Copy out each line of the data that holds the word "this".

Start of TASK INPUTS

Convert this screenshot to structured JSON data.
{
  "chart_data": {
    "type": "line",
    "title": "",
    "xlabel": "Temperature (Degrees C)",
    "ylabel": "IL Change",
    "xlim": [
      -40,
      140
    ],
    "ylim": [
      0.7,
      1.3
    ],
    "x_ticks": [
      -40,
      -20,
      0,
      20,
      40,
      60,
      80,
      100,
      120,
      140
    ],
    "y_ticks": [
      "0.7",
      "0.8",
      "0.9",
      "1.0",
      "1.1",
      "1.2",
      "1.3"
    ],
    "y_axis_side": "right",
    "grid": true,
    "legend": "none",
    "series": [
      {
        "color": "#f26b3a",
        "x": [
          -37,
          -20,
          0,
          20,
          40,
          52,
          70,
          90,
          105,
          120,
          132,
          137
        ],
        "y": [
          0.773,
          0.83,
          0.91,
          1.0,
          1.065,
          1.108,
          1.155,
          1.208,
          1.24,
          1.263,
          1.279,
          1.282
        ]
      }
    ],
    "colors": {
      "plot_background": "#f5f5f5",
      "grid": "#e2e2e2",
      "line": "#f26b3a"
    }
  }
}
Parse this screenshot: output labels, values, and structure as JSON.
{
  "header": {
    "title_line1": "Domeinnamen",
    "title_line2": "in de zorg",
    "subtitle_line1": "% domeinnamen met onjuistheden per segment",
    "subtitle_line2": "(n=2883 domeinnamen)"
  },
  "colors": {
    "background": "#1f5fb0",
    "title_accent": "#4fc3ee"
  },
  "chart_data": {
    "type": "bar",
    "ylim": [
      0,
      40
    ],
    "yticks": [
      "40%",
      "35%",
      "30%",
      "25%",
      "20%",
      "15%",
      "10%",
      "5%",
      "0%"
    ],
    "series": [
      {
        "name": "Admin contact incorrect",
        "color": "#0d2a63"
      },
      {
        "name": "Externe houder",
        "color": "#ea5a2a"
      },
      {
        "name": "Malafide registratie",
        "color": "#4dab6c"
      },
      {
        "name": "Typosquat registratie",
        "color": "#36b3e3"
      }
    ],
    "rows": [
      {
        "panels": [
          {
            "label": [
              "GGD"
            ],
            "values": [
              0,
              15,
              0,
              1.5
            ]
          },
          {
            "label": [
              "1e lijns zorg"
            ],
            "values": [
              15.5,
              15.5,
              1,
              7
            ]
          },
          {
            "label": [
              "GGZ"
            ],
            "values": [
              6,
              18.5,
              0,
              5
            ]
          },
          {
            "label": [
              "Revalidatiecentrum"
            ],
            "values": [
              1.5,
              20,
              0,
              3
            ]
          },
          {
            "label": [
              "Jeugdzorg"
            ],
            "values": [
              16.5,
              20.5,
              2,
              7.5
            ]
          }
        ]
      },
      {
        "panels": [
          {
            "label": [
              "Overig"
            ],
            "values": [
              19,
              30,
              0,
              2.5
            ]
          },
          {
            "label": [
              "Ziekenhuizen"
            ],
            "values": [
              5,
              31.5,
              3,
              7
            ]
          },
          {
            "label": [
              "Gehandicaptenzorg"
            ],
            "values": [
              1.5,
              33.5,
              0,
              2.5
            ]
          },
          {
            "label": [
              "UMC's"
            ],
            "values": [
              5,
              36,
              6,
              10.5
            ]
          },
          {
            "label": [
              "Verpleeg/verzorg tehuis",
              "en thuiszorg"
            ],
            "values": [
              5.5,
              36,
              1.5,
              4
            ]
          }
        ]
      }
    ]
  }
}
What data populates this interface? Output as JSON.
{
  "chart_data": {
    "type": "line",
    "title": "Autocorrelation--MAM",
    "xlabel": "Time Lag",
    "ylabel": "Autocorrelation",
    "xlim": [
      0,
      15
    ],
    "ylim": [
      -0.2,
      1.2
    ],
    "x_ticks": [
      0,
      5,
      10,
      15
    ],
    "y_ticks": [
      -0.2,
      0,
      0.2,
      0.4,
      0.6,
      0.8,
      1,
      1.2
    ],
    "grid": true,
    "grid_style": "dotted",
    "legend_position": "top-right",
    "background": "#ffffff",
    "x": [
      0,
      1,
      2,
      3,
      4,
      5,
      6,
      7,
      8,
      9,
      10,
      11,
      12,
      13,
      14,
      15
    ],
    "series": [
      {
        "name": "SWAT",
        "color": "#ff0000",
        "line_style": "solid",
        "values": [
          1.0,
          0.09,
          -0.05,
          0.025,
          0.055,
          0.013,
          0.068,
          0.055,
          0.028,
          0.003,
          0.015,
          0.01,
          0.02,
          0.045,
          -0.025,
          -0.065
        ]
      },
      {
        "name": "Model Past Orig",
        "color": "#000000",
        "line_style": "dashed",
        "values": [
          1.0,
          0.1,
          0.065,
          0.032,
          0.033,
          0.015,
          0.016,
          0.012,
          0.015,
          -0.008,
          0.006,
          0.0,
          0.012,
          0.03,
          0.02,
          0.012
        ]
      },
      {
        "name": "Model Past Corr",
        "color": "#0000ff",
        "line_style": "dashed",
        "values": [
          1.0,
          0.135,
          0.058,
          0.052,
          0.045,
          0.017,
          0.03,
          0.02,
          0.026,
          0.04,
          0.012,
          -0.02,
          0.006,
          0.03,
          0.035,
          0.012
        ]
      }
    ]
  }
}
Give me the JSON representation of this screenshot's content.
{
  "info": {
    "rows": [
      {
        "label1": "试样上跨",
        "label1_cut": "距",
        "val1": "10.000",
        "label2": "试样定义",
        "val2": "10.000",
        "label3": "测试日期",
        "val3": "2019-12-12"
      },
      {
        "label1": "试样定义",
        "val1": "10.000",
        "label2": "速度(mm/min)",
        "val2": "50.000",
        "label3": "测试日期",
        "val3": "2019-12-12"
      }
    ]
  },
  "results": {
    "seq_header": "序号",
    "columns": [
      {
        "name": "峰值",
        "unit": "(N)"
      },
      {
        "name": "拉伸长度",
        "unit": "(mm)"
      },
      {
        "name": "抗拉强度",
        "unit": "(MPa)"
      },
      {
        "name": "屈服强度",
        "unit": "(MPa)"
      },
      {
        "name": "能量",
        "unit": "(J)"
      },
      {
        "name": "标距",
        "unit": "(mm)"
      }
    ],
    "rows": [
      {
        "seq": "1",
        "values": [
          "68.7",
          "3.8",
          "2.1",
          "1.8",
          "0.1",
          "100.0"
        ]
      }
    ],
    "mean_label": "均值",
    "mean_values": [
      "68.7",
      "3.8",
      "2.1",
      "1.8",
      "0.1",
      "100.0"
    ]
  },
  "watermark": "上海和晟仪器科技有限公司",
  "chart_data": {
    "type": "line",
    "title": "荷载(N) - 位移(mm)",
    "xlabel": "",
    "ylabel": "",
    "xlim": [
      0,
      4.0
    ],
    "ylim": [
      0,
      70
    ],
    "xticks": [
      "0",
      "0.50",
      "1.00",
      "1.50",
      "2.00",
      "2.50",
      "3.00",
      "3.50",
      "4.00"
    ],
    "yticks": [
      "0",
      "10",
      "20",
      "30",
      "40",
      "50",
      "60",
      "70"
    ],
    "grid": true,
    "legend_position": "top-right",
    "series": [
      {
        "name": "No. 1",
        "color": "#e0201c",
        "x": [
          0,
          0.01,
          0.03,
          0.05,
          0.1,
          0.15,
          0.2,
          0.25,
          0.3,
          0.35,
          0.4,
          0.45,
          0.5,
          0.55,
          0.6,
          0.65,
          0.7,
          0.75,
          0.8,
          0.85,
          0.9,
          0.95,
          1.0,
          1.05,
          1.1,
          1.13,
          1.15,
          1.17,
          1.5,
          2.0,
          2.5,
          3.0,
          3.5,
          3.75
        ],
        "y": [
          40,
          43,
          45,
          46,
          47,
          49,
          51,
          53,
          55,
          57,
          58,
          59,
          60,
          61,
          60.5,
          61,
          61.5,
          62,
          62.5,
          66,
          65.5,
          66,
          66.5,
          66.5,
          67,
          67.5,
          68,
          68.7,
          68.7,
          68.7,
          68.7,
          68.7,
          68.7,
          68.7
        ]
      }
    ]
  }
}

End of TASK INPUTS

**THE OUTPUT:**
Convert this screenshot to structured JSON data.
Parse this screenshot: output labels, values, and structure as JSON.
What data populates this interface? Output as JSON.
Give me the JSON representation of this screenshot's content.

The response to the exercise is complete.